- _REQUIRED WORK_
Answer with nothing except the number of lines that contain the word "dividir".

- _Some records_
################
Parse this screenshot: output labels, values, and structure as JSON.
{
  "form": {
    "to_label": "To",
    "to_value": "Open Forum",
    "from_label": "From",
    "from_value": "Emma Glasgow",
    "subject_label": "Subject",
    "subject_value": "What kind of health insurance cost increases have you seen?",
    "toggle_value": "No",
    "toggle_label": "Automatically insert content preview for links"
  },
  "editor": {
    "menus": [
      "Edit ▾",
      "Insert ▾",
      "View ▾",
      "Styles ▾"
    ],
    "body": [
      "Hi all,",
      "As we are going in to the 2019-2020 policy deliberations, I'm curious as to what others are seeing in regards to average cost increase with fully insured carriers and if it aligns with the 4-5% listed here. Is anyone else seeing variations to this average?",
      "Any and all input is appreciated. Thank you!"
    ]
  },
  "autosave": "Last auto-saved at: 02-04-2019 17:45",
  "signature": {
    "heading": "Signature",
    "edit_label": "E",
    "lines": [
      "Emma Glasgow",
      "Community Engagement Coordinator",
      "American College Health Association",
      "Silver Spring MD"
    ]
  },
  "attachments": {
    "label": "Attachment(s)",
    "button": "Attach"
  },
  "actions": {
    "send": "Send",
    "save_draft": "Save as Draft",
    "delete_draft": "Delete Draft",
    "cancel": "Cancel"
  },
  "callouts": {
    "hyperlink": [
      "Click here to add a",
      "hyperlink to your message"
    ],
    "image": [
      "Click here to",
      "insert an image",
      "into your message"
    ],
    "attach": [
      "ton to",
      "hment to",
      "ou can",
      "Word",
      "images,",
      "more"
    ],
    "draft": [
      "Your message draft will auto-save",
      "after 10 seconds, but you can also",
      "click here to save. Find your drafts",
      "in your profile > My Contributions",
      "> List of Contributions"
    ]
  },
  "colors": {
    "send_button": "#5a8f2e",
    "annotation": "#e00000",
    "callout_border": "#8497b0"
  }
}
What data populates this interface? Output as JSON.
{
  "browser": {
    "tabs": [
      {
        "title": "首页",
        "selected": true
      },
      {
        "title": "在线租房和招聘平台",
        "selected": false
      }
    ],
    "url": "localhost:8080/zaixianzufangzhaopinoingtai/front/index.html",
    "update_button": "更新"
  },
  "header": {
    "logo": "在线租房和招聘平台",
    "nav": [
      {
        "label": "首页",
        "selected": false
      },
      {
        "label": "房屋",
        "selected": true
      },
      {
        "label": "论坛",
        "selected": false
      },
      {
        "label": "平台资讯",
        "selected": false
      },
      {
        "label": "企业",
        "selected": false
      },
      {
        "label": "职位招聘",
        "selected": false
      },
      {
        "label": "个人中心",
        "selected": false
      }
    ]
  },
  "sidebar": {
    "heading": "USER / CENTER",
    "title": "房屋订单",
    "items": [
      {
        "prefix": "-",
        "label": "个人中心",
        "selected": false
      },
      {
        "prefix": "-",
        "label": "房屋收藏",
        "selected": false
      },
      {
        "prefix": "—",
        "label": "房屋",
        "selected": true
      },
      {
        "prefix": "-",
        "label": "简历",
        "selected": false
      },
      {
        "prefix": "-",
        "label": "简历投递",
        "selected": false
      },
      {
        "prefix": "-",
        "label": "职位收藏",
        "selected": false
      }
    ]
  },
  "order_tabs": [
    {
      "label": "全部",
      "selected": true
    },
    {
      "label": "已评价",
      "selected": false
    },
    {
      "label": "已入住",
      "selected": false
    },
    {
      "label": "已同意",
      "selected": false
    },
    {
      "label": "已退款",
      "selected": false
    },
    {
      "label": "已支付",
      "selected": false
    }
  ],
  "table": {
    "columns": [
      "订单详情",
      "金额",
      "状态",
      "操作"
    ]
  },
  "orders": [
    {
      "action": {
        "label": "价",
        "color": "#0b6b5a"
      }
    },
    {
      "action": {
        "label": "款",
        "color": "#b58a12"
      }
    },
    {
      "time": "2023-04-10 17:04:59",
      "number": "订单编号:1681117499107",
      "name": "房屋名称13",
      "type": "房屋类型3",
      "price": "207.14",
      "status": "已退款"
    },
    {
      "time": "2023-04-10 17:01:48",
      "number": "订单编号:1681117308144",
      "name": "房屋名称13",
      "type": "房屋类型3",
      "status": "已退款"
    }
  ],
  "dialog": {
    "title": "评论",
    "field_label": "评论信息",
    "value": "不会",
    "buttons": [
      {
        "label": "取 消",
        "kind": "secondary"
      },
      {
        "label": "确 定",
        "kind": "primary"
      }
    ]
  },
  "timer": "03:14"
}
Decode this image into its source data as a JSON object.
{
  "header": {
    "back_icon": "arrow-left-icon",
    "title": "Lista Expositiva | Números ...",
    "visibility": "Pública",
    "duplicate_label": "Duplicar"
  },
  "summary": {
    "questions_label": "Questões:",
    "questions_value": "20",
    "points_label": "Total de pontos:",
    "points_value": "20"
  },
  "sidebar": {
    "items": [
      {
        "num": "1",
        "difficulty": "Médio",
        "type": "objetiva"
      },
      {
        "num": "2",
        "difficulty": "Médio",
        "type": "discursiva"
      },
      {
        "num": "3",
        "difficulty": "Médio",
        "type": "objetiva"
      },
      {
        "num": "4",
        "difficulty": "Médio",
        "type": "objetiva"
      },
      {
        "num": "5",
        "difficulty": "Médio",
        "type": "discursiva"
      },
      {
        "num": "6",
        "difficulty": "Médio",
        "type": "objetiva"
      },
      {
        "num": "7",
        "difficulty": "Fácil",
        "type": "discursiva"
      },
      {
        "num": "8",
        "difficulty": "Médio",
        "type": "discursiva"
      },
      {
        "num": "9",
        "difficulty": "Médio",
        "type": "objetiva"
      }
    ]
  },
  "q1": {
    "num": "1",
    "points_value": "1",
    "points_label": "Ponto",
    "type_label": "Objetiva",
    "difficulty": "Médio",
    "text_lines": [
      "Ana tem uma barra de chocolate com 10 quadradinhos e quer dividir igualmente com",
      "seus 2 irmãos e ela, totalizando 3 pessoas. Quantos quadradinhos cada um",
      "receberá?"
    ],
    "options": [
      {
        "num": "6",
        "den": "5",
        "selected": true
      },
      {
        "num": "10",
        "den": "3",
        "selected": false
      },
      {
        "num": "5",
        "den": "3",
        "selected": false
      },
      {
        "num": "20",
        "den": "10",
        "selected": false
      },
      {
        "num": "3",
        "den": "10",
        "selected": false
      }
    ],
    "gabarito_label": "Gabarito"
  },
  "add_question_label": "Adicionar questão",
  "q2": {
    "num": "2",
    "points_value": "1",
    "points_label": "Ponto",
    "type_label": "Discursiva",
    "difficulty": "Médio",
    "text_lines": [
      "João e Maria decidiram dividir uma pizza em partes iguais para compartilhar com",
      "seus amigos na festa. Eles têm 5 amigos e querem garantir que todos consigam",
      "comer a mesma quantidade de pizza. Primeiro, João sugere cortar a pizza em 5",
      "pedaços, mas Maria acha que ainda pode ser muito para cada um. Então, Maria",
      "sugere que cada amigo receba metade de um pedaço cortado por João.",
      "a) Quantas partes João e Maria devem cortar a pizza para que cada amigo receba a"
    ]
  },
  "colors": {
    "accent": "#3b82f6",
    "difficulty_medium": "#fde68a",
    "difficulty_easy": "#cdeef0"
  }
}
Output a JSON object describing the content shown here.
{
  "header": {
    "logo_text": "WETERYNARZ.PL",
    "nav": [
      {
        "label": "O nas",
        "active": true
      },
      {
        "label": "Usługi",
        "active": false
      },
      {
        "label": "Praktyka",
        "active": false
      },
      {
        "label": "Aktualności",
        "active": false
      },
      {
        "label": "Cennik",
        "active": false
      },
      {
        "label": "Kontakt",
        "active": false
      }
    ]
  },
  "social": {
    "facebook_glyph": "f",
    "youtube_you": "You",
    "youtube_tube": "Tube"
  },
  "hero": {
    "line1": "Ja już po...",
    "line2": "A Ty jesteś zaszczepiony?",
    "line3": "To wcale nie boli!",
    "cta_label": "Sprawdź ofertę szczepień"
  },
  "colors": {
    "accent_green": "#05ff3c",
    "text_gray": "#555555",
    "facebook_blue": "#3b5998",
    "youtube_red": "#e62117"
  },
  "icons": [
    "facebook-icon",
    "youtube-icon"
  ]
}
################
- _CORRECT OUTPUT_
2